*Material for this task:*
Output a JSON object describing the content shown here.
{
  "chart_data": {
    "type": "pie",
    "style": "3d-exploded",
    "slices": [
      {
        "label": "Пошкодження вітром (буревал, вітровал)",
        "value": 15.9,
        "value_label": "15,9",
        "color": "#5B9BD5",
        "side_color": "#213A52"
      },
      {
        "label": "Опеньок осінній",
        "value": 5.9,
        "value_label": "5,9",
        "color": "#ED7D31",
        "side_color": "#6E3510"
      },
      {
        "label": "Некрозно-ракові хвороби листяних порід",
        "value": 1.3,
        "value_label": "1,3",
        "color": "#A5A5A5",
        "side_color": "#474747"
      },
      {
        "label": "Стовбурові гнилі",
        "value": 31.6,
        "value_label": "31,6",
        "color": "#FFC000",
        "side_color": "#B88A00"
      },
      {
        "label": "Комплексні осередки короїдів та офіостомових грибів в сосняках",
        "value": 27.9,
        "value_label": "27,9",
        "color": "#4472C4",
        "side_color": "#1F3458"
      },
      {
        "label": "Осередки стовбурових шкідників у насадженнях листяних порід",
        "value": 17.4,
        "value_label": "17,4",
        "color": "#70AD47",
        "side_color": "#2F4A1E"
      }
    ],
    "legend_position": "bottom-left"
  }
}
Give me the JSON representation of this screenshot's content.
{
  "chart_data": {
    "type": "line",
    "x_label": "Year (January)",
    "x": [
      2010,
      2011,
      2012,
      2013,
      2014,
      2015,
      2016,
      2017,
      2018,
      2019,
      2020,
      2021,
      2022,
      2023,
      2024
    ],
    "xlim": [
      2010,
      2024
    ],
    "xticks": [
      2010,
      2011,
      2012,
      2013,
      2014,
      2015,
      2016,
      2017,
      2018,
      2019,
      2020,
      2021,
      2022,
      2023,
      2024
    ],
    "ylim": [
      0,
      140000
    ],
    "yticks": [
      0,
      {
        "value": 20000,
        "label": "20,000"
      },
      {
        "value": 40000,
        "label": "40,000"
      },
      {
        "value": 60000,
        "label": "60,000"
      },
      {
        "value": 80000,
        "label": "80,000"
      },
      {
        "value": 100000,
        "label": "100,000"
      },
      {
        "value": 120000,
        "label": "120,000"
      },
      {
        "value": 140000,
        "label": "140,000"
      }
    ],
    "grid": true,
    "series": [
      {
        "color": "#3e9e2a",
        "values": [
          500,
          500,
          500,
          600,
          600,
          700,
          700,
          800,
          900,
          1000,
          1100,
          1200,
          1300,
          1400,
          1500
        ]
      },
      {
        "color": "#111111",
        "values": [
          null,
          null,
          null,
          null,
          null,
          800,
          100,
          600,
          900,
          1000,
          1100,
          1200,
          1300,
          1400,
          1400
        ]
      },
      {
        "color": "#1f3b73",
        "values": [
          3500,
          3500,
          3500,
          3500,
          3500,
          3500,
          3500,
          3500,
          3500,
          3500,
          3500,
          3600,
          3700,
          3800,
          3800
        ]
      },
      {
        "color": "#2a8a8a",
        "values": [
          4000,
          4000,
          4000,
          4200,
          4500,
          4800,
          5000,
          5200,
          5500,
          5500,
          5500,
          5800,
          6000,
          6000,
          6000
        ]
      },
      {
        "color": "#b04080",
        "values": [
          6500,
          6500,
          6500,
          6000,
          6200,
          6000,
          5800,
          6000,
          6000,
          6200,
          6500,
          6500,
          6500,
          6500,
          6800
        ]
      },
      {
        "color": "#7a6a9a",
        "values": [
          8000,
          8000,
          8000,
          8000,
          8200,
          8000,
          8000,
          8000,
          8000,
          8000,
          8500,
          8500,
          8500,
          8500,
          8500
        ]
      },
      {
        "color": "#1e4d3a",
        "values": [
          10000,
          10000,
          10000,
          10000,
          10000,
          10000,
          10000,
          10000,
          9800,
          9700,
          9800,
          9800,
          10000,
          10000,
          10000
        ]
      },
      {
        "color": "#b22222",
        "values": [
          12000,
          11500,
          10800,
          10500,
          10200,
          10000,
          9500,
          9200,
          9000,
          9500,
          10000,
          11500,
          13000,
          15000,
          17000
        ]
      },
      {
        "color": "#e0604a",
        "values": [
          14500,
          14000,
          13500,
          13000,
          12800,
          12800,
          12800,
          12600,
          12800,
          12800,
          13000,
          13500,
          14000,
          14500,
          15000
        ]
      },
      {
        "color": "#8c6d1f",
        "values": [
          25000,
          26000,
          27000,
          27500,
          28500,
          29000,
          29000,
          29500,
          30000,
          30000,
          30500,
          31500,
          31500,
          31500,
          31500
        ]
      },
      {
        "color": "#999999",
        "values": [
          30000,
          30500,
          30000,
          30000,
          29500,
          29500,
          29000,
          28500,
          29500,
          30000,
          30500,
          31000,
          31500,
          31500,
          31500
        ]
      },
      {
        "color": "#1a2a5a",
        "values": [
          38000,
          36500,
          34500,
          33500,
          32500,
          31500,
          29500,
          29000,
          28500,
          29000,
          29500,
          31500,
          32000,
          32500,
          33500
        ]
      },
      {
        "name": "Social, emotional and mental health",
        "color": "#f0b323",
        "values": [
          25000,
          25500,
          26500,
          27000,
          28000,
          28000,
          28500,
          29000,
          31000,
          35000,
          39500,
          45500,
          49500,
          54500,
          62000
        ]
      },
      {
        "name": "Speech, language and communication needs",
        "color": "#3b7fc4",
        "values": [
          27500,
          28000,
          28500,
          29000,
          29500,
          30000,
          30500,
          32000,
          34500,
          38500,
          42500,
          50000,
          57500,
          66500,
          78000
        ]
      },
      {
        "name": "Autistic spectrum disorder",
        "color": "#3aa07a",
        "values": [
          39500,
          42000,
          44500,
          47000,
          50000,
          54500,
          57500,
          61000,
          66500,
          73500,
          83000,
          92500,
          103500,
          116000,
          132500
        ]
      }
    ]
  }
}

*Exercise details:* Write out every record shown above, word for word.

*Answer to this exercise:*
Output a JSON object describing the content shown here.
{
  "chart_data": {
    "type": "pie",
    "style": "3d-exploded",
    "slices": [
      {
        "label": "Пошкодження вітром (буревал, вітровал)",
        "value": 15.9,
        "value_label": "15,9",
        "color": "#5B9BD5",
        "side_color": "#213A52"
      },
      {
        "label": "Опеньок осінній",
        "value": 5.9,
        "value_label": "5,9",
        "color": "#ED7D31",
        "side_color": "#6E3510"
      },
      {
        "label": "Некрозно-ракові хвороби листяних порід",
        "value": 1.3,
        "value_label": "1,3",
        "color": "#A5A5A5",
        "side_color": "#474747"
      },
      {
        "label": "Стовбурові гнилі",
        "value": 31.6,
        "value_label": "31,6",
        "color": "#FFC000",
        "side_color": "#B88A00"
      },
      {
        "label": "Комплексні осередки короїдів та офіостомових грибів в сосняках",
        "value": 27.9,
        "value_label": "27,9",
        "color": "#4472C4",
        "side_color": "#1F3458"
      },
      {
        "label": "Осередки стовбурових шкідників у насадженнях листяних порід",
        "value": 17.4,
        "value_label": "17,4",
        "color": "#70AD47",
        "side_color": "#2F4A1E"
      }
    ],
    "legend_position": "bottom-left"
  }
}
Give me the JSON representation of this screenshot's content.
{
  "chart_data": {
    "type": "line",
    "x_label": "Year (January)",
    "x": [
      2010,
      2011,
      2012,
      2013,
      2014,
      2015,
      2016,
      2017,
      2018,
      2019,
      2020,
      2021,
      2022,
      2023,
      2024
    ],
    "xlim": [
      2010,
      2024
    ],
    "xticks": [
      2010,
      2011,
      2012,
      2013,
      2014,
      2015,
      2016,
      2017,
      2018,
      2019,
      2020,
      2021,
      2022,
      2023,
      2024
    ],
    "ylim": [
      0,
      140000
    ],
    "yticks": [
      0,
      {
        "value": 20000,
        "label": "20,000"
      },
      {
        "value": 40000,
        "label": "40,000"
      },
      {
        "value": 60000,
        "label": "60,000"
      },
      {
        "value": 80000,
        "label": "80,000"
      },
      {
        "value": 100000,
        "label": "100,000"
      },
      {
        "value": 120000,
        "label": "120,000"
      },
      {
        "value": 140000,
        "label": "140,000"
      }
    ],
    "grid": true,
    "series": [
      {
        "color": "#3e9e2a",
        "values": [
          500,
          500,
          500,
          600,
          600,
          700,
          700,
          800,
          900,
          1000,
          1100,
          1200,
          1300,
          1400,
          1500
        ]
      },
      {
        "color": "#111111",
        "values": [
          null,
          null,
          null,
          null,
          null,
          800,
          100,
          600,
          900,
          1000,
          1100,
          1200,
          1300,
          1400,
          1400
        ]
      },
      {
        "color": "#1f3b73",
        "values": [
          3500,
          3500,
          3500,
          3500,
          3500,
          3500,
          3500,
          3500,
          3500,
          3500,
          3500,
          3600,
          3700,
          3800,
          3800
        ]
      },
      {
        "color": "#2a8a8a",
        "values": [
          4000,
          4000,
          4000,
          4200,
          4500,
          4800,
          5000,
          5200,
          5500,
          5500,
          5500,
          5800,
          6000,
          6000,
          6000
        ]
      },
      {
        "color": "#b04080",
        "values": [
          6500,
          6500,
          6500,
          6000,
          6200,
          6000,
          5800,
          6000,
          6000,
          6200,
          6500,
          6500,
          6500,
          6500,
          6800
        ]
      },
      {
        "color": "#7a6a9a",
        "values": [
          8000,
          8000,
          8000,
          8000,
          8200,
          8000,
          8000,
          8000,
          8000,
          8000,
          8500,
          8500,
          8500,
          8500,
          8500
        ]
      },
      {
        "color": "#1e4d3a",
        "values": [
          10000,
          10000,
          10000,
          10000,
          10000,
          10000,
          10000,
          10000,
          9800,
          9700,
          9800,
          9800,
          10000,
          10000,
          10000
        ]
      },
      {
        "color": "#b22222",
        "values": [
          12000,
          11500,
          10800,
          10500,
          10200,
          10000,
          9500,
          9200,
          9000,
          9500,
          10000,
          11500,
          13000,
          15000,
          17000
        ]
      },
      {
        "color": "#e0604a",
        "values": [
          14500,
          14000,
          13500,
          13000,
          12800,
          12800,
          12800,
          12600,
          12800,
          12800,
          13000,
          13500,
          14000,
          14500,
          15000
        ]
      },
      {
        "color": "#8c6d1f",
        "values": [
          25000,
          26000,
          27000,
          27500,
          28500,
          29000,
          29000,
          29500,
          30000,
          30000,
          30500,
          31500,
          31500,
          31500,
          31500
        ]
      },
      {
        "color": "#999999",
        "values": [
          30000,
          30500,
          30000,
          30000,
          29500,
          29500,
          29000,
          28500,
          29500,
          30000,
          30500,
          31000,
          31500,
          31500,
          31500
        ]
      },
      {
        "color": "#1a2a5a",
        "values": [
          38000,
          36500,
          34500,
          33500,
          32500,
          31500,
          29500,
          29000,
          28500,
          29000,
          29500,
          31500,
          32000,
          32500,
          33500
        ]
      },
      {
        "name": "Social, emotional and mental health",
        "color": "#f0b323",
        "values": [
          25000,
          25500,
          26500,
          27000,
          28000,
          28000,
          28500,
          29000,
          31000,
          35000,
          39500,
          45500,
          49500,
          54500,
          62000
        ]
      },
      {
        "name": "Speech, language and communication needs",
        "color": "#3b7fc4",
        "values": [
          27500,
          28000,
          28500,
          29000,
          29500,
          30000,
          30500,
          32000,
          34500,
          38500,
          42500,
          50000,
          57500,
          66500,
          78000
        ]
      },
      {
        "name": "Autistic spectrum disorder",
        "color": "#3aa07a",
        "values": [
          39500,
          42000,
          44500,
          47000,
          50000,
          54500,
          57500,
          61000,
          66500,
          73500,
          83000,
          92500,
          103500,
          116000,
          132500
        ]
      }
    ]
  }
}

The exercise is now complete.